■ Tarea escrita: ¿Qué condición, según la observación de Weber recogida en el artículo, impide que un orden sea estable?

■ Artículo:
******

Aunque en Occidente el modelo de la disuasión ha sido dominante, ello no quiere decir que no haya habido alternativas teóricas, tanto en lo empírico como en lo normativo. En la obra magna de Max Weber (1964), Economía y sociedad, este autor elaboró una tipología de la acción individual y, con base en ella, de los diferentes motivos que pueden tener las personas para obedecer las autoridades, esto es, los tipos de legitimidad. Para los propósitos de la presente discusión, una de las observaciones más interesantes de este sociólogo es que ningún orden será estable si se basa exclusivamente en la expectativa de las recompensas materiales de sus miembros. Dicha observación arroja una luz negativa sobre las teorías normativas de la sociedad inspiradas en el individualismo político y el individualismo metodológico, como es el caso de ciertas variantes de la ideología liberal, que favorecen, simultáneamente, la desregulación del mercado y el fortalecimiento de los poderes disuasivos del Estado (Hargreaves Heap & Varoufakis, 1995, pp. 33-35).

******

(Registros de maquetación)
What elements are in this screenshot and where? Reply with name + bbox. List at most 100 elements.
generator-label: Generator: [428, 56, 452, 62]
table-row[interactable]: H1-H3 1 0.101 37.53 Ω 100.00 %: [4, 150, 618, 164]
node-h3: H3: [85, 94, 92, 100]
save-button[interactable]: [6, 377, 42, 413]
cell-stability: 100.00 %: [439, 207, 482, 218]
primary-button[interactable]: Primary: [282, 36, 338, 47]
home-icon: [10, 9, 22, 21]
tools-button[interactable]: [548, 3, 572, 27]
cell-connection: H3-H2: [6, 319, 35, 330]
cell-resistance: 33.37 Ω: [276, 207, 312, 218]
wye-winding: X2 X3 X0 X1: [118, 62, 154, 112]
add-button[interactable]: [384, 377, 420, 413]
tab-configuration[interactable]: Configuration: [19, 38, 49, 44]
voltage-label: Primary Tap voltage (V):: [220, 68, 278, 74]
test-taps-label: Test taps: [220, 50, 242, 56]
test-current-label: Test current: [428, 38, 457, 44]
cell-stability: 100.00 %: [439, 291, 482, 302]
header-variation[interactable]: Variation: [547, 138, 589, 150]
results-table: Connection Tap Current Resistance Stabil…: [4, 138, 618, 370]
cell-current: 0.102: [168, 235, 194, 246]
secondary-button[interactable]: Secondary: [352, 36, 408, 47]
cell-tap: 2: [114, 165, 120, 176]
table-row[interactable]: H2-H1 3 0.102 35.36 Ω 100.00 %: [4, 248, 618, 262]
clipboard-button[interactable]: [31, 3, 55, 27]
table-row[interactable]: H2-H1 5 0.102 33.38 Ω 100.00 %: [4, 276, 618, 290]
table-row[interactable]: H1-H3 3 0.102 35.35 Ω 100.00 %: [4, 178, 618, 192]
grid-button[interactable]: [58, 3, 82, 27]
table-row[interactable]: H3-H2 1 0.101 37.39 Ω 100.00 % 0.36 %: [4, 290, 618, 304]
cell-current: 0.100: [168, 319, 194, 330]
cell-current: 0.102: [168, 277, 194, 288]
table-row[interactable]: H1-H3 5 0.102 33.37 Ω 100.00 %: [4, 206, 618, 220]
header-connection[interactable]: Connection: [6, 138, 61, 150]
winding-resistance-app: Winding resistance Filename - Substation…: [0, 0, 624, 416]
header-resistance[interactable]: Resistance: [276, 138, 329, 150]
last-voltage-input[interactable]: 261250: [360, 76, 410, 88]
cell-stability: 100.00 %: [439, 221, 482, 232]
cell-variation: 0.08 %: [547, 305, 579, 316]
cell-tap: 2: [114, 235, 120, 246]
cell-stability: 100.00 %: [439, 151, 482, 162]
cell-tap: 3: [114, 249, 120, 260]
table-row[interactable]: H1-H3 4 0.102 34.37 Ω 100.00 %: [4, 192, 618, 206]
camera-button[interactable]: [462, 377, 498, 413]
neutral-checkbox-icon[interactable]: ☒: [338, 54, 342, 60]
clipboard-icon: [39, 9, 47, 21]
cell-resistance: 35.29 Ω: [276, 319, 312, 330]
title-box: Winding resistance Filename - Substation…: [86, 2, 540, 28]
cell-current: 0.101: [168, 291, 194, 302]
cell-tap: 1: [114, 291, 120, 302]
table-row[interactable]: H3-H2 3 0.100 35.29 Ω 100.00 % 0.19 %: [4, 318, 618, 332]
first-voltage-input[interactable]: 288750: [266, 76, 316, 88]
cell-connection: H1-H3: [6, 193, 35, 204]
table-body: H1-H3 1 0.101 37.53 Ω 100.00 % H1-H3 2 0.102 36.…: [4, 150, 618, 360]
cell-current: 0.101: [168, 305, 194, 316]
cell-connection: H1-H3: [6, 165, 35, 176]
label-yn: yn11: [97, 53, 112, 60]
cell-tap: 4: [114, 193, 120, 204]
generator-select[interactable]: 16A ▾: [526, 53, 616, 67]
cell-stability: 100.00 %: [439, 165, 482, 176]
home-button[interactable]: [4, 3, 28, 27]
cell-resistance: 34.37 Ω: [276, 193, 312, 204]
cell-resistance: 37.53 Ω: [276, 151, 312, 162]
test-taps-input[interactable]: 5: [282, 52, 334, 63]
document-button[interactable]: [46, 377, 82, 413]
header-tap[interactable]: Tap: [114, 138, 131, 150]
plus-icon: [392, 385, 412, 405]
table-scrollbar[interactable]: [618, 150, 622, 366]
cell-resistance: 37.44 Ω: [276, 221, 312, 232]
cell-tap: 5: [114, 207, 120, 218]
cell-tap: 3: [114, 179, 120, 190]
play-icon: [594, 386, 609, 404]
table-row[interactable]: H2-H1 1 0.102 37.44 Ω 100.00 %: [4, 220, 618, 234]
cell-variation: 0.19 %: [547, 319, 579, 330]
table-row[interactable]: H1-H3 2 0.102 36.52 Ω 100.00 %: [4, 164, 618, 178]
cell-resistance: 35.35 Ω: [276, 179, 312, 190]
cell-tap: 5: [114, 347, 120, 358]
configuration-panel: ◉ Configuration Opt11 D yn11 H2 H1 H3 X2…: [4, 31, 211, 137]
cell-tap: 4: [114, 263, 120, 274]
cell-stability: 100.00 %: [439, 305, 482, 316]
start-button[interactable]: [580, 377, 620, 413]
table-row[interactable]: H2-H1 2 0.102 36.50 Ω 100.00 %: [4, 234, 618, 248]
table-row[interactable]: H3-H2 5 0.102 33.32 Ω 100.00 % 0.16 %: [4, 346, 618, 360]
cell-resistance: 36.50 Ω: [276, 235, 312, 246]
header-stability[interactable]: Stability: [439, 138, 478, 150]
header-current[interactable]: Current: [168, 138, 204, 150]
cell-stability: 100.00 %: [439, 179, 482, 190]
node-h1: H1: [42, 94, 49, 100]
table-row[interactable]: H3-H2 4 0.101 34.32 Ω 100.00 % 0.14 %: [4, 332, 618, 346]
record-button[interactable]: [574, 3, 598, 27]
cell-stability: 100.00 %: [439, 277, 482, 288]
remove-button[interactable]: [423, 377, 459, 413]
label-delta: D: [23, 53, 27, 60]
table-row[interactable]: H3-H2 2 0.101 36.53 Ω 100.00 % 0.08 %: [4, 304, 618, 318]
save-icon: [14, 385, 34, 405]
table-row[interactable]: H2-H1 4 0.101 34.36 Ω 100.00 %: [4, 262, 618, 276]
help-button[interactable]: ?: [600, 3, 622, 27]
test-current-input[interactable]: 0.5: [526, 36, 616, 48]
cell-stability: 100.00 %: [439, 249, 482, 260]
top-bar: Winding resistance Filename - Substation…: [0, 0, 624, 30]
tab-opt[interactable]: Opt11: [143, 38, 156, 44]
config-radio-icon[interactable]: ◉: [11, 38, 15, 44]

******

■ Respuesta: Que se base exclusivamente en la expectativa de las recompensas materiales de sus miembros.